Each line that holds the string "wheel" counts once; say how many such lines there are and add nothing.

Stored rows:
[BEGIN]

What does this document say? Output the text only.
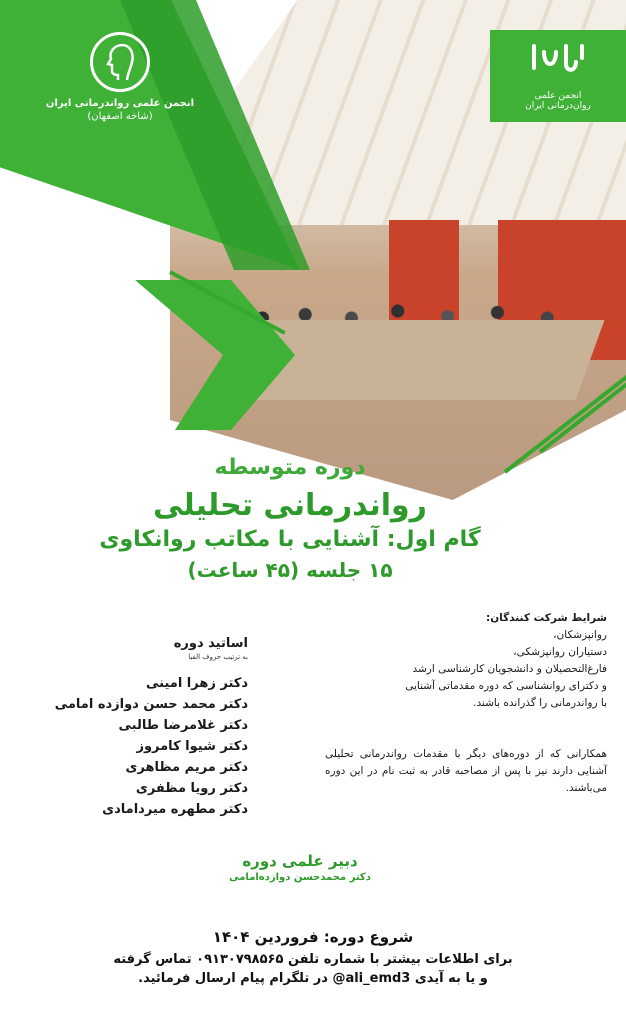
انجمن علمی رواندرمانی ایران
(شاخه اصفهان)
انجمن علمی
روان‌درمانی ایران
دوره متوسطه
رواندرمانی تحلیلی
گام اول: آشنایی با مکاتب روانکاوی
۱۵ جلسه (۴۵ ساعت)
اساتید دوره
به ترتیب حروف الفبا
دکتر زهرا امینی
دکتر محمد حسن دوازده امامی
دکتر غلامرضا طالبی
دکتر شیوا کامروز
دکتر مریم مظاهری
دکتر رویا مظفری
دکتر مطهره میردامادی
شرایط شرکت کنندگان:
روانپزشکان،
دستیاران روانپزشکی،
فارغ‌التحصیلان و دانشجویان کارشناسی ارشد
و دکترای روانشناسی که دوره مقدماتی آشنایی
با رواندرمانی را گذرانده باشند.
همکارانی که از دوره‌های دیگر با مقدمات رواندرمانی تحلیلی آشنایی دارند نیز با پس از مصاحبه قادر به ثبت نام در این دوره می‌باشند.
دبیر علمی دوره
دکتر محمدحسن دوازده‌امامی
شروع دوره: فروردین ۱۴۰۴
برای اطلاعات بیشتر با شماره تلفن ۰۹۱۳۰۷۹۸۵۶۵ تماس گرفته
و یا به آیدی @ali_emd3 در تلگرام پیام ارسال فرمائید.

[END]
[BEGIN]

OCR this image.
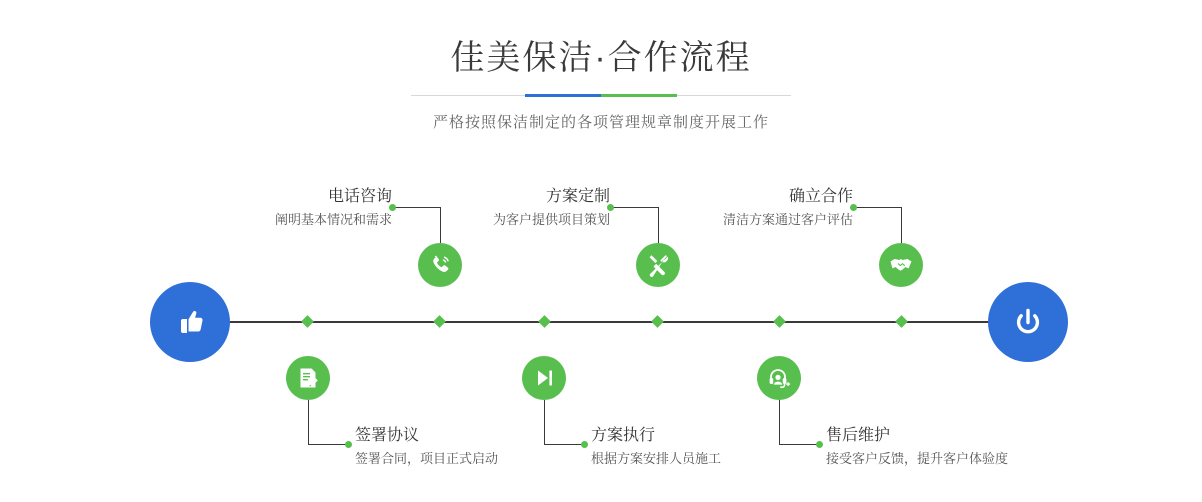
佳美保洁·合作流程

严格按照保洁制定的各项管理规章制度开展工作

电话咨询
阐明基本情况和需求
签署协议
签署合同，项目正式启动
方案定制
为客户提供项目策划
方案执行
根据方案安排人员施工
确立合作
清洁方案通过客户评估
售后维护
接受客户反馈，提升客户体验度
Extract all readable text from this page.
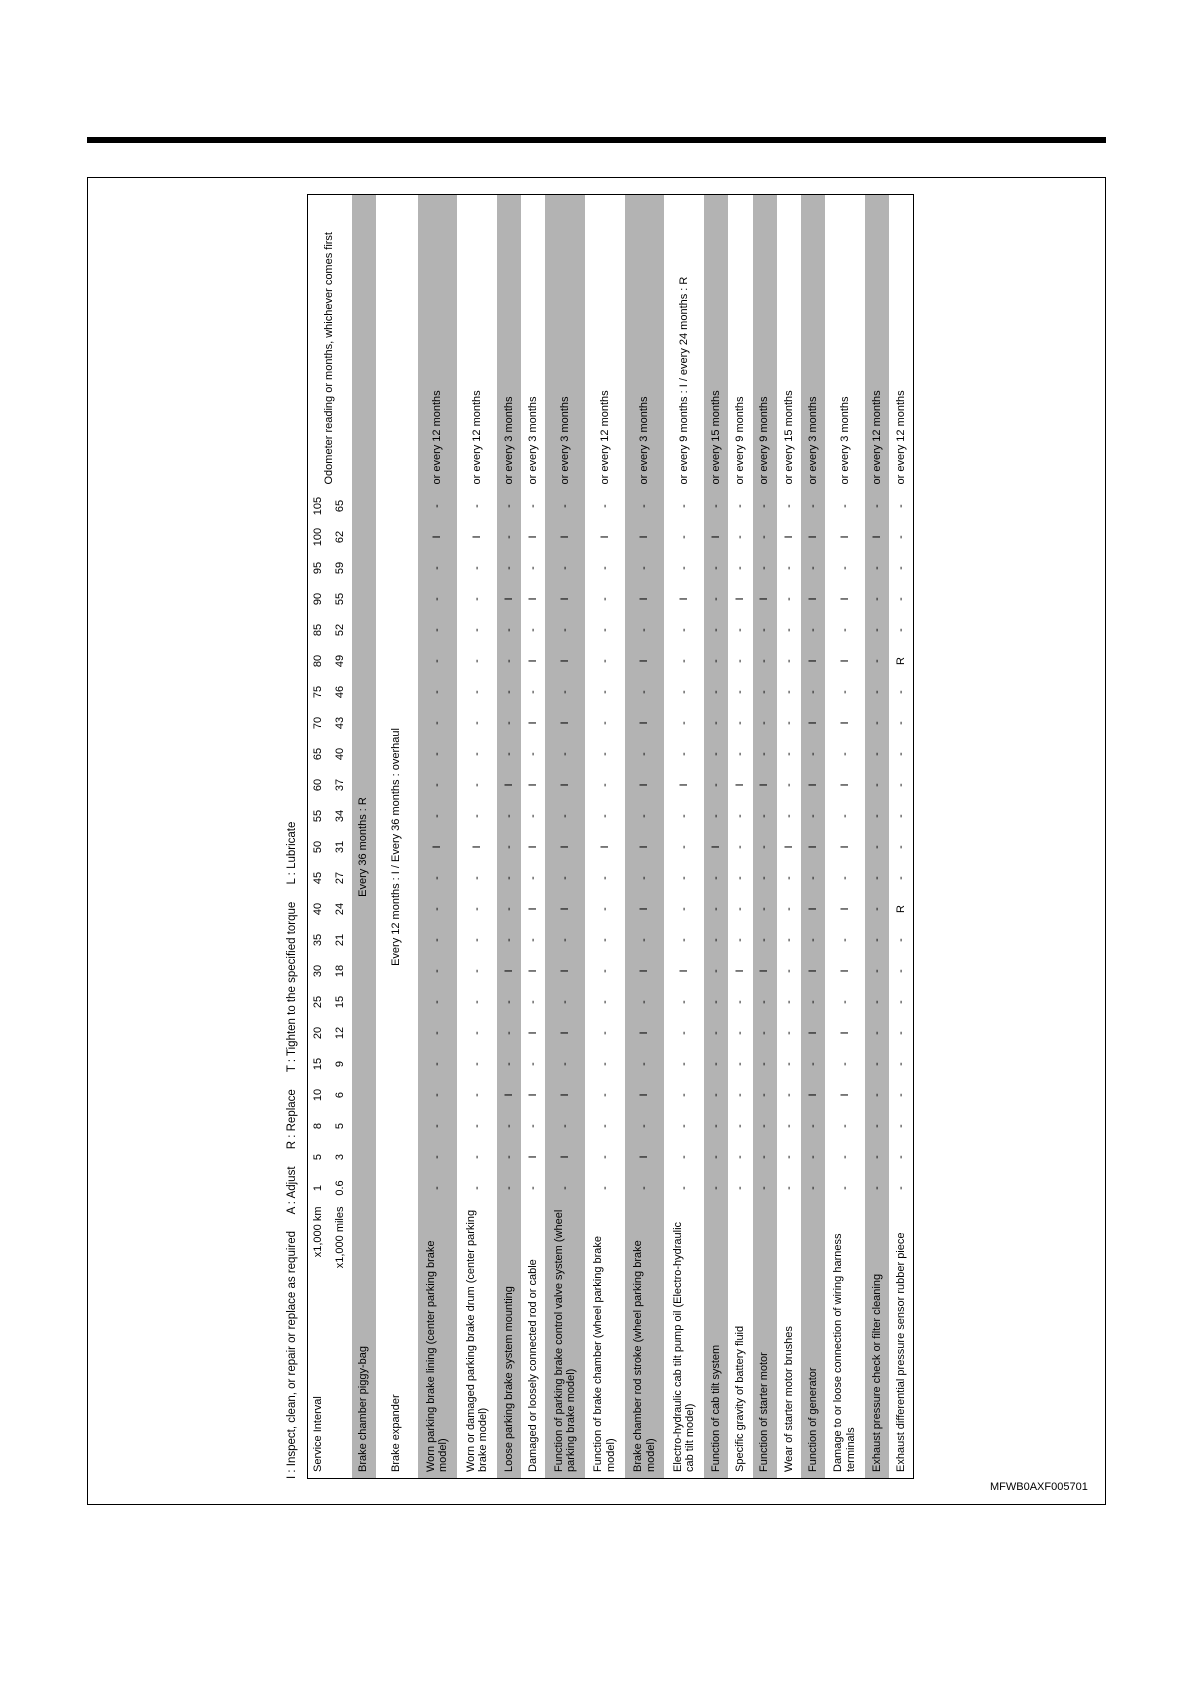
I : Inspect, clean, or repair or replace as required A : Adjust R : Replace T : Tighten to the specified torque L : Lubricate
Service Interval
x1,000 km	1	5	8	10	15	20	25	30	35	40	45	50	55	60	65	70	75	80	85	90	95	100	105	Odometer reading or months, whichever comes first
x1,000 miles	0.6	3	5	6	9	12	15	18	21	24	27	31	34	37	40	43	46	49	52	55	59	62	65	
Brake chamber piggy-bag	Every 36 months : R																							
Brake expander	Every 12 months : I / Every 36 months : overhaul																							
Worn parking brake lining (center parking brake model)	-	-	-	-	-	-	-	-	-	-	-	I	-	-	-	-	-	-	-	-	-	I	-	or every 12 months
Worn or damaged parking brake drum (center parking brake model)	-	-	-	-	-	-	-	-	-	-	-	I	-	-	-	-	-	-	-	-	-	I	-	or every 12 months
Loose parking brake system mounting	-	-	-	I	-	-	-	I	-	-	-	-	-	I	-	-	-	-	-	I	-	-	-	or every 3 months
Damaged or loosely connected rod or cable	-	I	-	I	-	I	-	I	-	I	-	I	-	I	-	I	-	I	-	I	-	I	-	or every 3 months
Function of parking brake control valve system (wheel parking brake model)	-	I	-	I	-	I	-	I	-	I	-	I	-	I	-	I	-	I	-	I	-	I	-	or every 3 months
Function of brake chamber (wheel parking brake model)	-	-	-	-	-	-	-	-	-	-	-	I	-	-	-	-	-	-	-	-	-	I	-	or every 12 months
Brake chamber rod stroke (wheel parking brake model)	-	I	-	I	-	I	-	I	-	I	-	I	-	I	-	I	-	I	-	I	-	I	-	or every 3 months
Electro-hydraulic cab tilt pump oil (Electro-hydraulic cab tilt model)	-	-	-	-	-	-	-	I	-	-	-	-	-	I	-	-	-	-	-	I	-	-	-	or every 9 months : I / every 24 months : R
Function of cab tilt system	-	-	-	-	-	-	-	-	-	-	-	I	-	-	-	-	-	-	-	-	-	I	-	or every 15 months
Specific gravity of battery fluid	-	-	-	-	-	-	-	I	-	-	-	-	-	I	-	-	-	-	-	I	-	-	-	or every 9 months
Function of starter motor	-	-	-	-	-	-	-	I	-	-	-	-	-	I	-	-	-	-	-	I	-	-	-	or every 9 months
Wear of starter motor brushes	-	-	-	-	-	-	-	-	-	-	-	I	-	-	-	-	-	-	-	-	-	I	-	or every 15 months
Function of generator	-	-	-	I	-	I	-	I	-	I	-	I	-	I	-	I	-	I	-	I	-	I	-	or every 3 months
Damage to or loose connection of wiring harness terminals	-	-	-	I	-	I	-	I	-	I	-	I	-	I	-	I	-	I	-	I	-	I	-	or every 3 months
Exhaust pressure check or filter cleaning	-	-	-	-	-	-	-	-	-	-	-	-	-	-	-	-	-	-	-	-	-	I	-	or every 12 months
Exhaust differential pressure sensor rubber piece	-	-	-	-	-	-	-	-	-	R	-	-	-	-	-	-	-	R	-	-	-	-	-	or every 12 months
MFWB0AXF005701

[END]
[BEGIN]

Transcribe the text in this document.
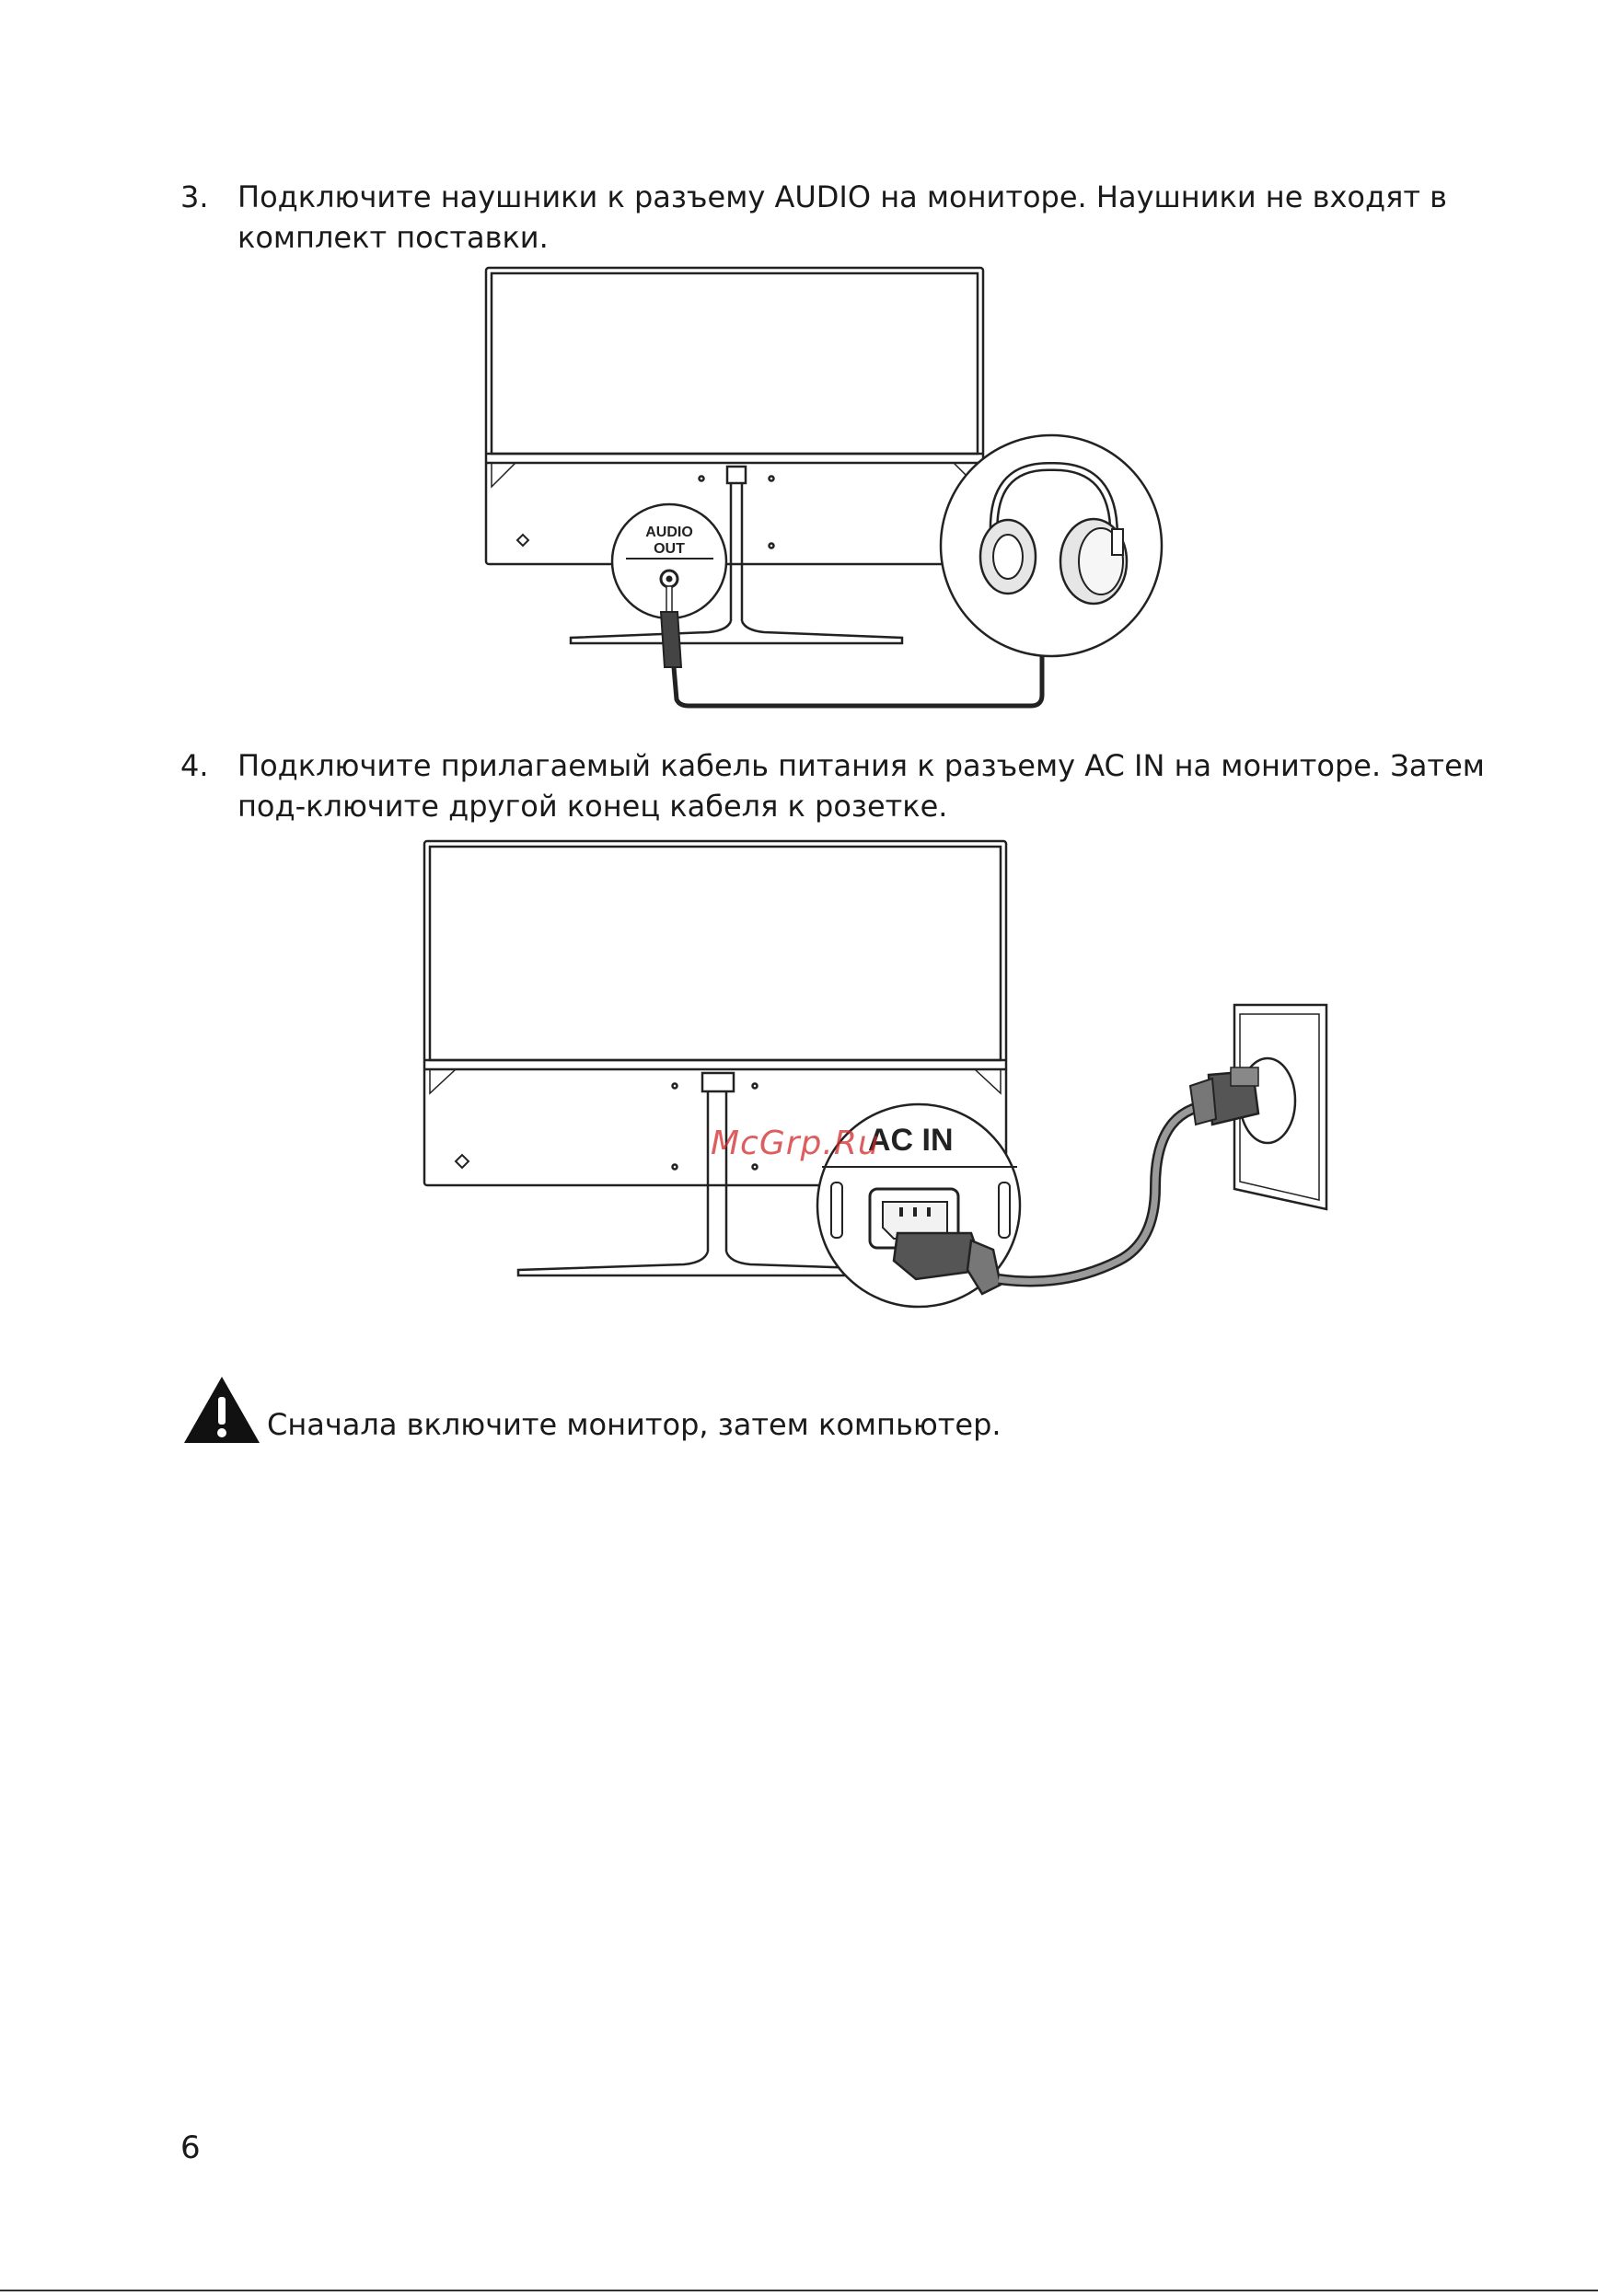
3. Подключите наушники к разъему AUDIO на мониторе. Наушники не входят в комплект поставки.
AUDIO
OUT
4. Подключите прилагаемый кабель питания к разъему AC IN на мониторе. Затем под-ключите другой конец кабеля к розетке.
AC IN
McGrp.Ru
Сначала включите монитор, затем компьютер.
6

[END]

Exercise result: 3